>>

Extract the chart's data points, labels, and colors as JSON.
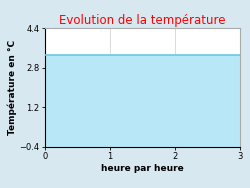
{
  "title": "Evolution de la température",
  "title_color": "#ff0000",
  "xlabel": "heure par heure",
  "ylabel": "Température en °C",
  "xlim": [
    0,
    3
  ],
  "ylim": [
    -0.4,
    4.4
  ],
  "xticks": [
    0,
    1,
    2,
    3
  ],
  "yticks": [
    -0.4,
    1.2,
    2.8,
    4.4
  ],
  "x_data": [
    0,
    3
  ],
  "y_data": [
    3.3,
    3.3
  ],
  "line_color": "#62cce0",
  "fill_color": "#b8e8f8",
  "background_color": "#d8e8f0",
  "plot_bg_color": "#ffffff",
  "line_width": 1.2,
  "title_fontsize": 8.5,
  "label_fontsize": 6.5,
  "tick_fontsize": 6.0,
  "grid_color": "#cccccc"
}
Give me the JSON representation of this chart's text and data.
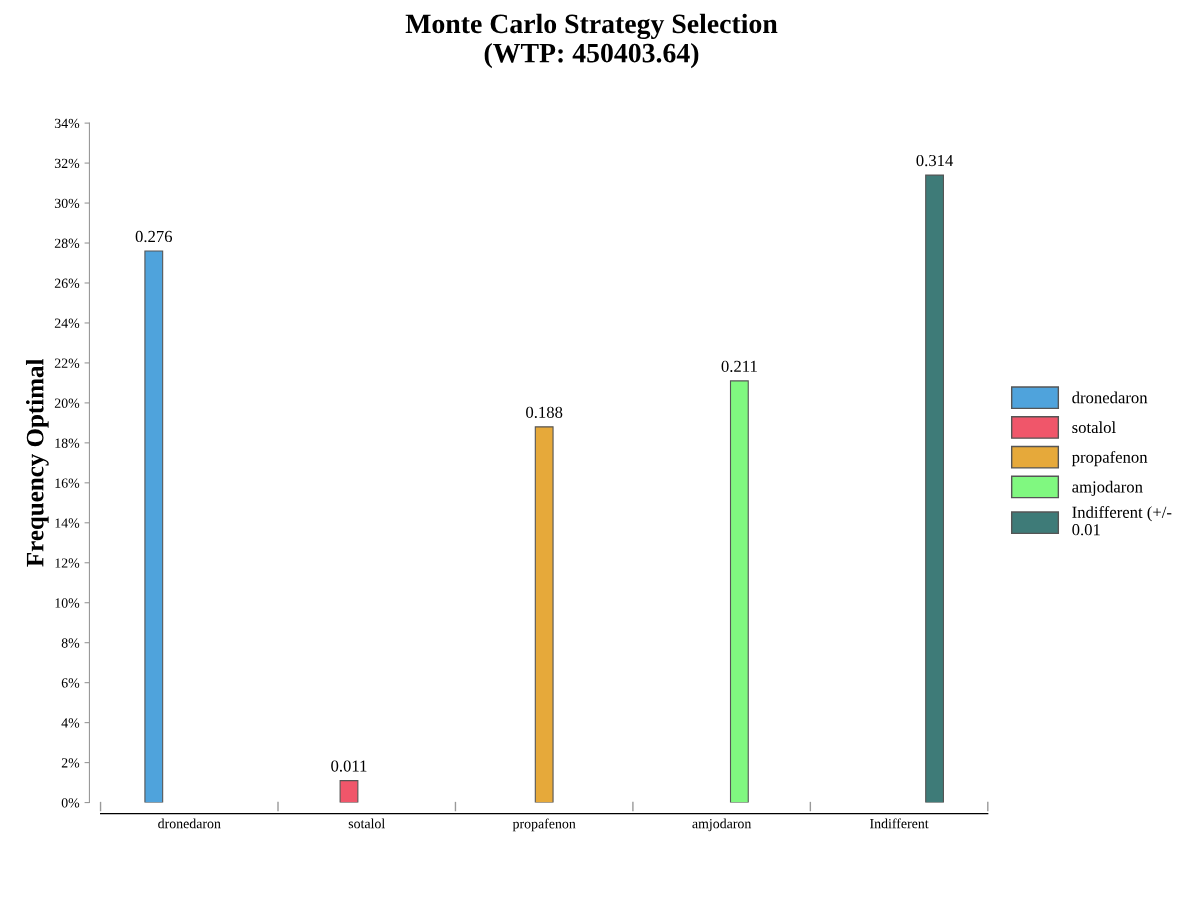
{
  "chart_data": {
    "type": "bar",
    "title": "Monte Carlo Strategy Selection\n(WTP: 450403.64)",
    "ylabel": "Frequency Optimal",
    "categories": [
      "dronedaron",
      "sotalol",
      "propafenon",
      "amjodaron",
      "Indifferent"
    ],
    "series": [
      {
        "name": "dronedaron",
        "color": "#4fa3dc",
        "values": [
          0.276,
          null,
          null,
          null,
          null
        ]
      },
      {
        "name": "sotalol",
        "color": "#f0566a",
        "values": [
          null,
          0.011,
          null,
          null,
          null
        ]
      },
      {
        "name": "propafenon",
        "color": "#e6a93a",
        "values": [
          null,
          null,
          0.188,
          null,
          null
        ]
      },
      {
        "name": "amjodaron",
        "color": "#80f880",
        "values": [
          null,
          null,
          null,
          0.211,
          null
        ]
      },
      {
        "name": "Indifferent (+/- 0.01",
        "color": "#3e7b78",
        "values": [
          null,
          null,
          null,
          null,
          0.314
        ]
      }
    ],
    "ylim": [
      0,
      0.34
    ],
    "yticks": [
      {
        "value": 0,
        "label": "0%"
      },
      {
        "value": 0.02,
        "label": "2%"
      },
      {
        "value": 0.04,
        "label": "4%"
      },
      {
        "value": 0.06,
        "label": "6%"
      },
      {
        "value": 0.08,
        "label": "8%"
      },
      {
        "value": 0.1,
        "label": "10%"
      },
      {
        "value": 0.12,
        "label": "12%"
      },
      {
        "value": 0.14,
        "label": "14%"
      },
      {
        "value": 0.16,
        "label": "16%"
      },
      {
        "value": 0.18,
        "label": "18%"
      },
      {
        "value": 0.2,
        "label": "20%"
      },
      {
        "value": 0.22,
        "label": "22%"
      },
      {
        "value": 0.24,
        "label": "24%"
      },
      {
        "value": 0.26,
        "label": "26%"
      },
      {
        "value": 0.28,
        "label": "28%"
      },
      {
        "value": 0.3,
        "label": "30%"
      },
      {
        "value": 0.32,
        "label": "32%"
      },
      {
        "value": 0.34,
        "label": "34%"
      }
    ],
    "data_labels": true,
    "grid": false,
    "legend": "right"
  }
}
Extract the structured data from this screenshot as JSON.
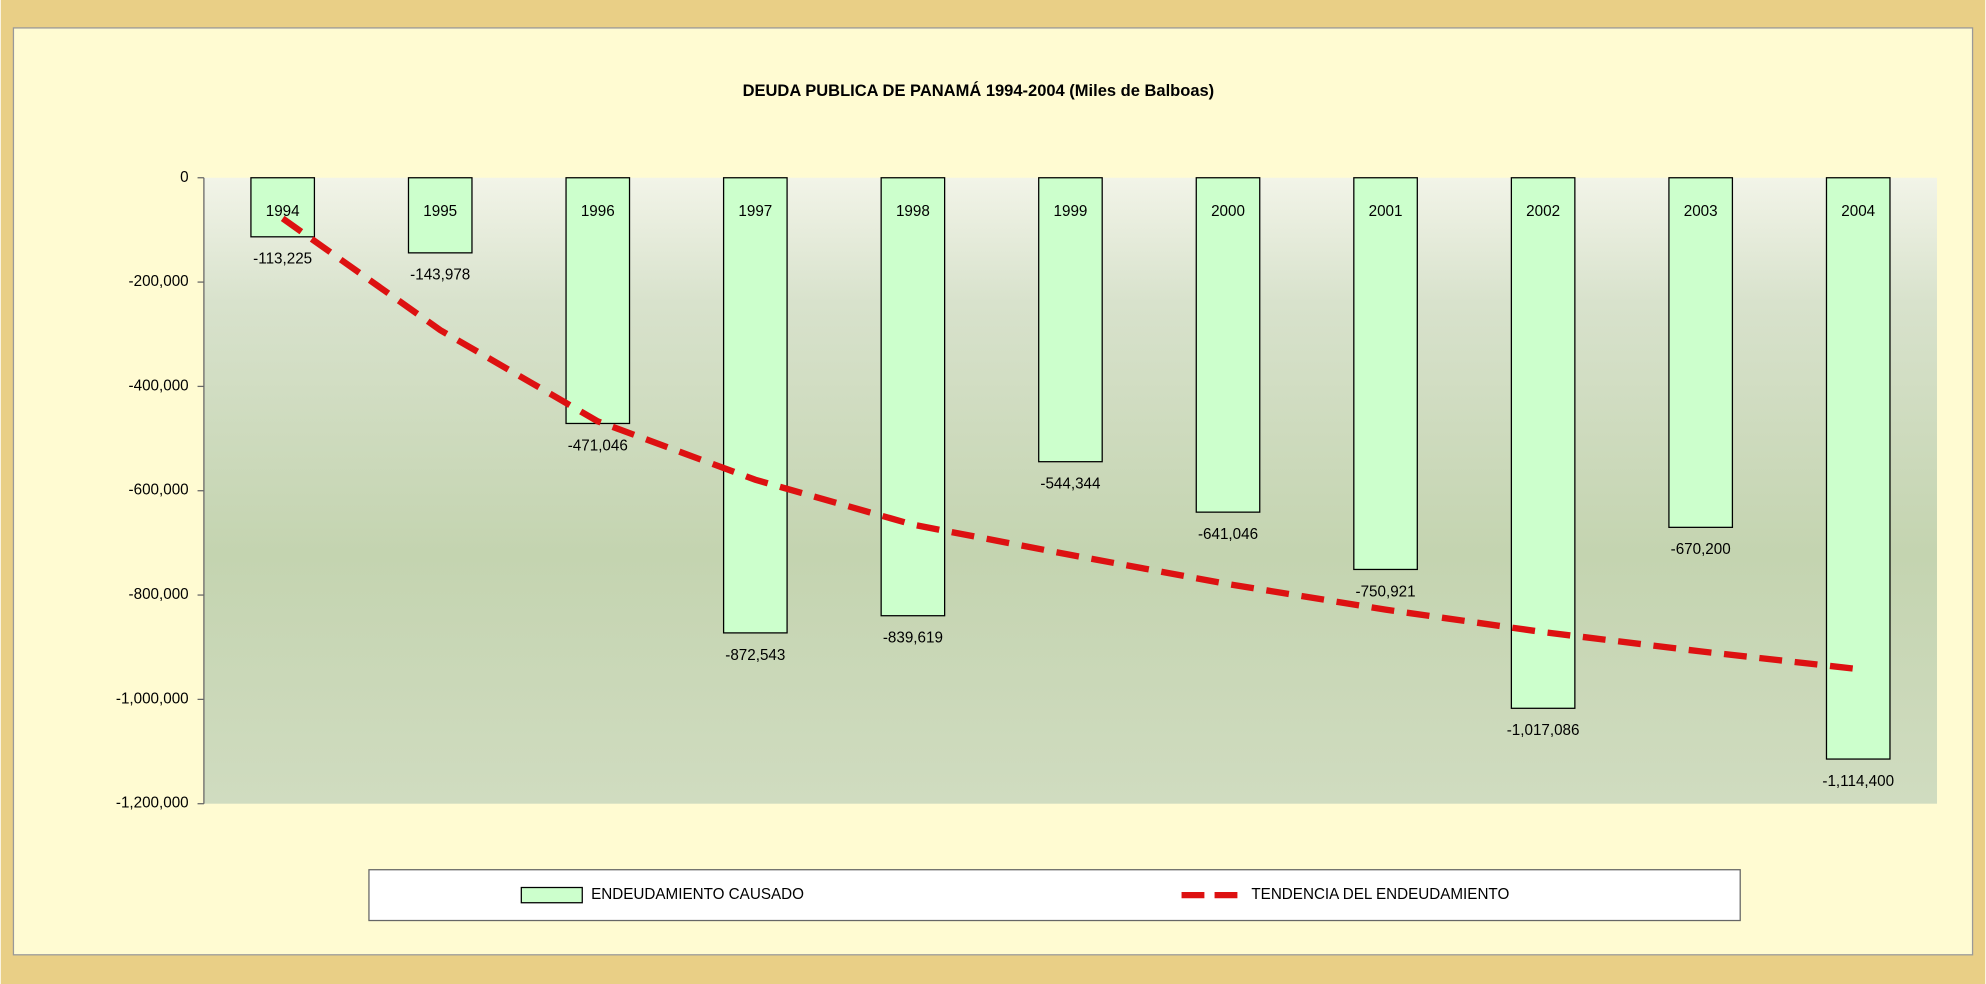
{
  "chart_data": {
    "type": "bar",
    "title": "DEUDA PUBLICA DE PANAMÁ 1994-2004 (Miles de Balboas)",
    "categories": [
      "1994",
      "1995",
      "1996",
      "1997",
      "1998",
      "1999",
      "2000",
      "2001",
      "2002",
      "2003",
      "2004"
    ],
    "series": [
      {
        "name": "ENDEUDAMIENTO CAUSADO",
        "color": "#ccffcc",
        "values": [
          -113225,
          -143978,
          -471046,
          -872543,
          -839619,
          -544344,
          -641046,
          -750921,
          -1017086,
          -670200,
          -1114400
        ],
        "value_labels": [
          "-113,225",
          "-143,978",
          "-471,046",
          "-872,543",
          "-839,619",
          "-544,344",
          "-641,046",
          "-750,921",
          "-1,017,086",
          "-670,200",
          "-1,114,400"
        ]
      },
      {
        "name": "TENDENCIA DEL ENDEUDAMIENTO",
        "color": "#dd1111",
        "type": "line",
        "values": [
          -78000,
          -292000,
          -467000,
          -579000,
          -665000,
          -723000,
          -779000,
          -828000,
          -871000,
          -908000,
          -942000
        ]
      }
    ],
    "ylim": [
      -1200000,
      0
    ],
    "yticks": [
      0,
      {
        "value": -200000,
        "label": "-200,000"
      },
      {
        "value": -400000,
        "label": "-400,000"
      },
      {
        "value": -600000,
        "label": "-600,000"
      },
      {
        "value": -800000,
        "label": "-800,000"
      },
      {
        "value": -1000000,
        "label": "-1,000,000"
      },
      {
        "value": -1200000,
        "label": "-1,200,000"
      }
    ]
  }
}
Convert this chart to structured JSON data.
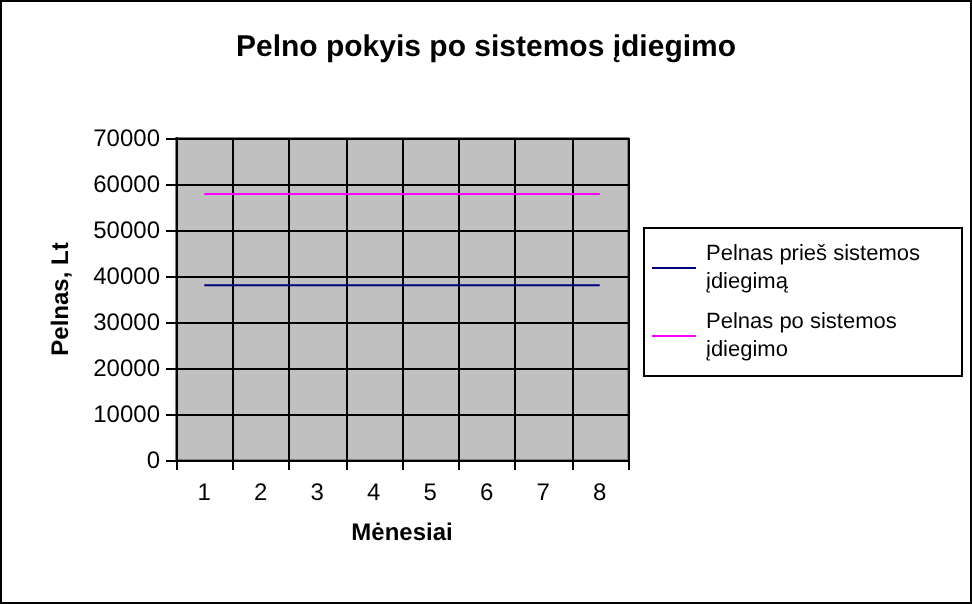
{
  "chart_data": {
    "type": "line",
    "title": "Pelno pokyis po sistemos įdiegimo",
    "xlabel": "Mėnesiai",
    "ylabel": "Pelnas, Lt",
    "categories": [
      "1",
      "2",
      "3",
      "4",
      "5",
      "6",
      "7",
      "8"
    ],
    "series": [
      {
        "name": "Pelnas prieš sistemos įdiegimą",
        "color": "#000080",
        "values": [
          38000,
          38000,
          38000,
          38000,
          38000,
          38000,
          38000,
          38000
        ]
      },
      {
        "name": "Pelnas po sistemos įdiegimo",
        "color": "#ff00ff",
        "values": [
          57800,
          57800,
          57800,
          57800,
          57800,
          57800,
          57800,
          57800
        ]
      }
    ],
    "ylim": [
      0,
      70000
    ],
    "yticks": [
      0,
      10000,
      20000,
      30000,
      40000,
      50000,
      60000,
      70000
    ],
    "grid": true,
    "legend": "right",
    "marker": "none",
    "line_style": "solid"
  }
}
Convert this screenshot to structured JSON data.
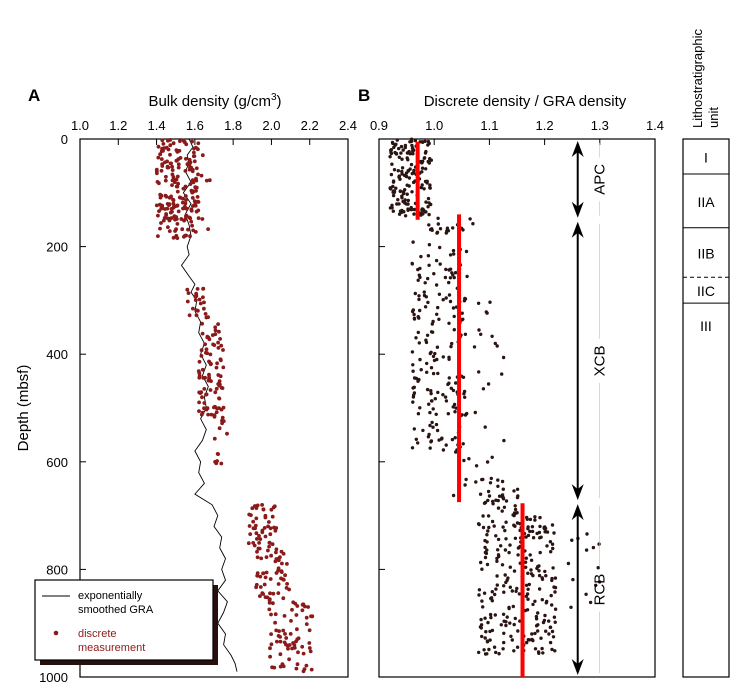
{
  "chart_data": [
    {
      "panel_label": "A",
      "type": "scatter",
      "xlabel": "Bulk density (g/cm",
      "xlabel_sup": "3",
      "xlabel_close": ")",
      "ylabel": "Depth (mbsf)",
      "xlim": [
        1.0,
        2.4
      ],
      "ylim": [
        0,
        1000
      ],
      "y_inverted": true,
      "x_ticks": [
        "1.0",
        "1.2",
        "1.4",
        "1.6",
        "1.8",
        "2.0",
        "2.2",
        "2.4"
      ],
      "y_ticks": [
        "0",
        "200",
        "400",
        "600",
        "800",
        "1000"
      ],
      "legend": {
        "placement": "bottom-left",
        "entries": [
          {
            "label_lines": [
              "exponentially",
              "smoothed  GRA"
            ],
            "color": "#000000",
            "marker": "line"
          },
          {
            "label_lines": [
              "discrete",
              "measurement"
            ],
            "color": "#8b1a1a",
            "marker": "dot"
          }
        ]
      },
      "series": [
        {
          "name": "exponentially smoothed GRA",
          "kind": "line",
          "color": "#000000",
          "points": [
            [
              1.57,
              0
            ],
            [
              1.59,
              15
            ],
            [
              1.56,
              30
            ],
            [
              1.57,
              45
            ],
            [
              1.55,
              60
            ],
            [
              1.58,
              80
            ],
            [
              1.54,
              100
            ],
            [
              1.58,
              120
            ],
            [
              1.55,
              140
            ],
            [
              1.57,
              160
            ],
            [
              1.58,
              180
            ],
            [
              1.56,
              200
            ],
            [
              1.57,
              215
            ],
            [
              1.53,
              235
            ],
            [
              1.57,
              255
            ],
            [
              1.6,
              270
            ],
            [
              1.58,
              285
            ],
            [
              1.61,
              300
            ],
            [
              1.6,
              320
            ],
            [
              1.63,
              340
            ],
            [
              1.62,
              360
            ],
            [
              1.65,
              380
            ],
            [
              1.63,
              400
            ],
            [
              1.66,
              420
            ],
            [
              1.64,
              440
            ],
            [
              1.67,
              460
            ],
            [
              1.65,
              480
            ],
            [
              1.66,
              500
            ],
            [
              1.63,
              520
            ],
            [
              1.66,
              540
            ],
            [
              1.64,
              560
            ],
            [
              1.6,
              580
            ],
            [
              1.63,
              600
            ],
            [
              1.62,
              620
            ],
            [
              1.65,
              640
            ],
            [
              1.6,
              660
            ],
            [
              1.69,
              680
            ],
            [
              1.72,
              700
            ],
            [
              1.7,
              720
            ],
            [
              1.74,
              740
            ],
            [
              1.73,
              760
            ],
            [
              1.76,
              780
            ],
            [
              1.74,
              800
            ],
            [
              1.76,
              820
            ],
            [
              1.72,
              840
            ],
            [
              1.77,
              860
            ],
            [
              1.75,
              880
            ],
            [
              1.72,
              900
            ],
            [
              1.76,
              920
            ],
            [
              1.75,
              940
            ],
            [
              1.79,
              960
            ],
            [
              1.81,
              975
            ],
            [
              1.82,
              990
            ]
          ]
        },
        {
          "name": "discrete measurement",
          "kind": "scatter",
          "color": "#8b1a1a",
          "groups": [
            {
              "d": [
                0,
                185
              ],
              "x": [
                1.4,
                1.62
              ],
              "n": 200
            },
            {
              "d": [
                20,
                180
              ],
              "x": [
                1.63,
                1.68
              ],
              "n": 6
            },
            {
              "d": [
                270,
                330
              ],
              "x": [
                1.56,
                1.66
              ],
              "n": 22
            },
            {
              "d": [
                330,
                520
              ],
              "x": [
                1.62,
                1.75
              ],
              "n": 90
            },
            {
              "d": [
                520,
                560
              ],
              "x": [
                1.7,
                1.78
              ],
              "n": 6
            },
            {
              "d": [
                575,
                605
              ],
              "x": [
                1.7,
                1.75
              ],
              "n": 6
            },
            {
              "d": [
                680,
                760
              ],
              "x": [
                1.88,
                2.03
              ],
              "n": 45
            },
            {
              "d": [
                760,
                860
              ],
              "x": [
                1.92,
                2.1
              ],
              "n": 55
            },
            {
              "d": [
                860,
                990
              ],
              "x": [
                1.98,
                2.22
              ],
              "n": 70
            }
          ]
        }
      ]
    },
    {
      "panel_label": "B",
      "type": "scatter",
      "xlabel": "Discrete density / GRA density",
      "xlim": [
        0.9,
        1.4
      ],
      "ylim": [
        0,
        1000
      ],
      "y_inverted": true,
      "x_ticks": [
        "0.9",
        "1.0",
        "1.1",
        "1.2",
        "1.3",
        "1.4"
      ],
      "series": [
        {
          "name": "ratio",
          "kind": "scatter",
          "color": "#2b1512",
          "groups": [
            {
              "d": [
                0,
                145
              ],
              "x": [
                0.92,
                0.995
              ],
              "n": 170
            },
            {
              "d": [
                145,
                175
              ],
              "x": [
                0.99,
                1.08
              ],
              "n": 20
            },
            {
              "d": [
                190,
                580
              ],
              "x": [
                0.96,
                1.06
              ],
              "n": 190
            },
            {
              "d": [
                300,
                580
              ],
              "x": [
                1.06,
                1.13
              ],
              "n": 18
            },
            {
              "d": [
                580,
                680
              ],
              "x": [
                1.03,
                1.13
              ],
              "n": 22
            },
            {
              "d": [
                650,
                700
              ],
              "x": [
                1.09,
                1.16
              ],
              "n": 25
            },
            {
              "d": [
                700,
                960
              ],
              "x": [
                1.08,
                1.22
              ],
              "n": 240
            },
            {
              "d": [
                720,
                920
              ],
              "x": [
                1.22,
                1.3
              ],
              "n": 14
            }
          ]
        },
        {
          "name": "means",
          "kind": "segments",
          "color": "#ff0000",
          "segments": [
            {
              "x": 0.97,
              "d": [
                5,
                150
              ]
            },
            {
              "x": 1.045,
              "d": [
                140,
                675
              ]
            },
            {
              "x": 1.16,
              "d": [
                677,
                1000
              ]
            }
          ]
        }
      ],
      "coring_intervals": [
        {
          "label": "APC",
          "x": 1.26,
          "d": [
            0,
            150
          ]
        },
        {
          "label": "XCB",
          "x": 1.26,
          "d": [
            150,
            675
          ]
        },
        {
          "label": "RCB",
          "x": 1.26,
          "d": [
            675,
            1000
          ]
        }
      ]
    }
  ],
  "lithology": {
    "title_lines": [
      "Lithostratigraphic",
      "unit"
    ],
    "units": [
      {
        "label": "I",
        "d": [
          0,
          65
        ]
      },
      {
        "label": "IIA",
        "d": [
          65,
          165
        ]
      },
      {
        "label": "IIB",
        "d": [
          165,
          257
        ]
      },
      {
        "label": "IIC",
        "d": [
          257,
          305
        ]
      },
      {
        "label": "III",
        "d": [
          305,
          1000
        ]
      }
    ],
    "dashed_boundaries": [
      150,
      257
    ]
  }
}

<<

Task goal:
Give nothing but the number of lines containing the string "density".

Response for this exercise:
2